**Data for this task:**
****************************************

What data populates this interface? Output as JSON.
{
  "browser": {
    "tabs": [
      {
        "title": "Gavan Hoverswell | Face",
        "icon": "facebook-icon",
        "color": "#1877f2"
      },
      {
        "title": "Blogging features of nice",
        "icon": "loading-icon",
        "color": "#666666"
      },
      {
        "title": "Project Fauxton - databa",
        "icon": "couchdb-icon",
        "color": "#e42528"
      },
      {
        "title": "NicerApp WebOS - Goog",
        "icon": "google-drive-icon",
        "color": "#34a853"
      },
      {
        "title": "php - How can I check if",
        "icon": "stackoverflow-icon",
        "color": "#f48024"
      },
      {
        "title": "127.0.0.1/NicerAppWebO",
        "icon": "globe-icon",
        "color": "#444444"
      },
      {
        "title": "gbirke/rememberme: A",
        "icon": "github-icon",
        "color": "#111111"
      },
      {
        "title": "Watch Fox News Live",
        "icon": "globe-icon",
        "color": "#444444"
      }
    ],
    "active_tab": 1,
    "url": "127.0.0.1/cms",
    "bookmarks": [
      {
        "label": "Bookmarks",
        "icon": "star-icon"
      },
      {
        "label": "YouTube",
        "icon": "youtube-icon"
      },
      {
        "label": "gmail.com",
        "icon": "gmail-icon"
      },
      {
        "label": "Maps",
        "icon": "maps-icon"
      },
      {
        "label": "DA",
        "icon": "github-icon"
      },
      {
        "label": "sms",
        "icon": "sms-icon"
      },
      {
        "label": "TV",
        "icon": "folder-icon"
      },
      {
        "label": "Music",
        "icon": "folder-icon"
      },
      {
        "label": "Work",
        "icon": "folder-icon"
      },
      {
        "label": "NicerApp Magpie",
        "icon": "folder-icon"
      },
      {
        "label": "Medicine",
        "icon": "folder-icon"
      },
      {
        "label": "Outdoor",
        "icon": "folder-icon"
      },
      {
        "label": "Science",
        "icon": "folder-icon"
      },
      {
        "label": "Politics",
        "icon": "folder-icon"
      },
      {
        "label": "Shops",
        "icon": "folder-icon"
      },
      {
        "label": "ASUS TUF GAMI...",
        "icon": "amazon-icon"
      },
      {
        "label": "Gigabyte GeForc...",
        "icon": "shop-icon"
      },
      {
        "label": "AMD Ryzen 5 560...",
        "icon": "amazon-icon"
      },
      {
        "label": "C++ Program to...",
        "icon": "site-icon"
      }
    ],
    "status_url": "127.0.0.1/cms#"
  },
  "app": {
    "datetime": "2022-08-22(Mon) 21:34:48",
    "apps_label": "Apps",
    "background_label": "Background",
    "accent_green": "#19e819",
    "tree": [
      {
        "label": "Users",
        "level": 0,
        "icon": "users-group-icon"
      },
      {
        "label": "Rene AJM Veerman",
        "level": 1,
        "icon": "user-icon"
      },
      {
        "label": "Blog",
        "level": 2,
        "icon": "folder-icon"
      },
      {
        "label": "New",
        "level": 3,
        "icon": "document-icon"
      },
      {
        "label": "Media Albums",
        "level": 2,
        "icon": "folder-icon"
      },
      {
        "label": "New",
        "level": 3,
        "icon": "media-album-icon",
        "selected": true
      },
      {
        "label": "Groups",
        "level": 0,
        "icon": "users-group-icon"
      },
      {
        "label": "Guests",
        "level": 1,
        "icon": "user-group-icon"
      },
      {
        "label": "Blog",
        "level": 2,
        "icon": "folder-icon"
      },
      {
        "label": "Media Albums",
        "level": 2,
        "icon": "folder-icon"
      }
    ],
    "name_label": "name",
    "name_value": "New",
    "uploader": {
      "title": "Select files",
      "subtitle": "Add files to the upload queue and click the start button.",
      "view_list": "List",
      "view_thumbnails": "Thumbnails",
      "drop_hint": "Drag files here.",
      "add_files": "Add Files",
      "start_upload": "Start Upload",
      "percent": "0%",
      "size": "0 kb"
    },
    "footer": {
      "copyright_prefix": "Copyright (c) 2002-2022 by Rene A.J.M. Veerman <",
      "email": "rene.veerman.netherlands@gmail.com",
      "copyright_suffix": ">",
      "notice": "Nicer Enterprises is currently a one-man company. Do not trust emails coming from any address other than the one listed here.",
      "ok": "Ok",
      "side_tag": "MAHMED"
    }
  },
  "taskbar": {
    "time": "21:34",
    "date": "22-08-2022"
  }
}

****************************************

**Job:**
Return the entries above exactly, each one complete.

**Solution to the exercise:**
What data populates this interface? Output as JSON.
{
  "browser": {
    "tabs": [
      {
        "title": "Gavan Hoverswell | Face",
        "icon": "facebook-icon",
        "color": "#1877f2"
      },
      {
        "title": "Blogging features of nice",
        "icon": "loading-icon",
        "color": "#666666"
      },
      {
        "title": "Project Fauxton - databa",
        "icon": "couchdb-icon",
        "color": "#e42528"
      },
      {
        "title": "NicerApp WebOS - Goog",
        "icon": "google-drive-icon",
        "color": "#34a853"
      },
      {
        "title": "php - How can I check if",
        "icon": "stackoverflow-icon",
        "color": "#f48024"
      },
      {
        "title": "127.0.0.1/NicerAppWebO",
        "icon": "globe-icon",
        "color": "#444444"
      },
      {
        "title": "gbirke/rememberme: A",
        "icon": "github-icon",
        "color": "#111111"
      },
      {
        "title": "Watch Fox News Live",
        "icon": "globe-icon",
        "color": "#444444"
      }
    ],
    "active_tab": 1,
    "url": "127.0.0.1/cms",
    "bookmarks": [
      {
        "label": "Bookmarks",
        "icon": "star-icon"
      },
      {
        "label": "YouTube",
        "icon": "youtube-icon"
      },
      {
        "label": "gmail.com",
        "icon": "gmail-icon"
      },
      {
        "label": "Maps",
        "icon": "maps-icon"
      },
      {
        "label": "DA",
        "icon": "github-icon"
      },
      {
        "label": "sms",
        "icon": "sms-icon"
      },
      {
        "label": "TV",
        "icon": "folder-icon"
      },
      {
        "label": "Music",
        "icon": "folder-icon"
      },
      {
        "label": "Work",
        "icon": "folder-icon"
      },
      {
        "label": "NicerApp Magpie",
        "icon": "folder-icon"
      },
      {
        "label": "Medicine",
        "icon": "folder-icon"
      },
      {
        "label": "Outdoor",
        "icon": "folder-icon"
      },
      {
        "label": "Science",
        "icon": "folder-icon"
      },
      {
        "label": "Politics",
        "icon": "folder-icon"
      },
      {
        "label": "Shops",
        "icon": "folder-icon"
      },
      {
        "label": "ASUS TUF GAMI...",
        "icon": "amazon-icon"
      },
      {
        "label": "Gigabyte GeForc...",
        "icon": "shop-icon"
      },
      {
        "label": "AMD Ryzen 5 560...",
        "icon": "amazon-icon"
      },
      {
        "label": "C++ Program to...",
        "icon": "site-icon"
      }
    ],
    "status_url": "127.0.0.1/cms#"
  },
  "app": {
    "datetime": "2022-08-22(Mon) 21:34:48",
    "apps_label": "Apps",
    "background_label": "Background",
    "accent_green": "#19e819",
    "tree": [
      {
        "label": "Users",
        "level": 0,
        "icon": "users-group-icon"
      },
      {
        "label": "Rene AJM Veerman",
        "level": 1,
        "icon": "user-icon"
      },
      {
        "label": "Blog",
        "level": 2,
        "icon": "folder-icon"
      },
      {
        "label": "New",
        "level": 3,
        "icon": "document-icon"
      },
      {
        "label": "Media Albums",
        "level": 2,
        "icon": "folder-icon"
      },
      {
        "label": "New",
        "level": 3,
        "icon": "media-album-icon",
        "selected": true
      },
      {
        "label": "Groups",
        "level": 0,
        "icon": "users-group-icon"
      },
      {
        "label": "Guests",
        "level": 1,
        "icon": "user-group-icon"
      },
      {
        "label": "Blog",
        "level": 2,
        "icon": "folder-icon"
      },
      {
        "label": "Media Albums",
        "level": 2,
        "icon": "folder-icon"
      }
    ],
    "name_label": "name",
    "name_value": "New",
    "uploader": {
      "title": "Select files",
      "subtitle": "Add files to the upload queue and click the start button.",
      "view_list": "List",
      "view_thumbnails": "Thumbnails",
      "drop_hint": "Drag files here.",
      "add_files": "Add Files",
      "start_upload": "Start Upload",
      "percent": "0%",
      "size": "0 kb"
    },
    "footer": {
      "copyright_prefix": "Copyright (c) 2002-2022 by Rene A.J.M. Veerman <",
      "email": "rene.veerman.netherlands@gmail.com",
      "copyright_suffix": ">",
      "notice": "Nicer Enterprises is currently a one-man company. Do not trust emails coming from any address other than the one listed here.",
      "ok": "Ok",
      "side_tag": "MAHMED"
    }
  },
  "taskbar": {
    "time": "21:34",
    "date": "22-08-2022"
  }
}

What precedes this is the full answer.